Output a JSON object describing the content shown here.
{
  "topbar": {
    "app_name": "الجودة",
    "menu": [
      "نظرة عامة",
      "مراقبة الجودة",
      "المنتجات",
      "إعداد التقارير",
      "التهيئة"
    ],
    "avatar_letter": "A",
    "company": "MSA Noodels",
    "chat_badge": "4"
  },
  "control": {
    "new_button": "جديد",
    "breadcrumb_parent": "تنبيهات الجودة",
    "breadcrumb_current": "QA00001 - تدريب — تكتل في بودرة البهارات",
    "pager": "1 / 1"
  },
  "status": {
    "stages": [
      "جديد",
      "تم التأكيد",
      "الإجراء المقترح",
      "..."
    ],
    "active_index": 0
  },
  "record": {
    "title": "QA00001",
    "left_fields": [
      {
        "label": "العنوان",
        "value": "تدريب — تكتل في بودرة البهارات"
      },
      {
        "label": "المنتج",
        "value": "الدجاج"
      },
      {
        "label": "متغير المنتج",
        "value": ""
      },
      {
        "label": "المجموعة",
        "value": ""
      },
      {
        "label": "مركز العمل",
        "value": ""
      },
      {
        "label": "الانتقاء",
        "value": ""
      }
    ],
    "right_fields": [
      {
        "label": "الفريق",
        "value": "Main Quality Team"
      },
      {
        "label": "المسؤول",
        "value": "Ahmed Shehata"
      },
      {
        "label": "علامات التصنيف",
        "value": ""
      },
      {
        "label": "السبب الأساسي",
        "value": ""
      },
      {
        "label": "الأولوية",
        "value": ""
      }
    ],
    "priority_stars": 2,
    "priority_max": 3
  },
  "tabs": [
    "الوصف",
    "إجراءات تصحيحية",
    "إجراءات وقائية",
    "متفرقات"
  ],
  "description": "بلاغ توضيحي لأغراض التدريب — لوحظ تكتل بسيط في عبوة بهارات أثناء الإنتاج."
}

## Requirements
Where a line holds "بودرة", copy that line.

## Completed task
    "breadcrumb_current": "QA00001 - تدريب — تكتل في بودرة البهارات",
        "value": "تدريب — تكتل في بودرة البهارات"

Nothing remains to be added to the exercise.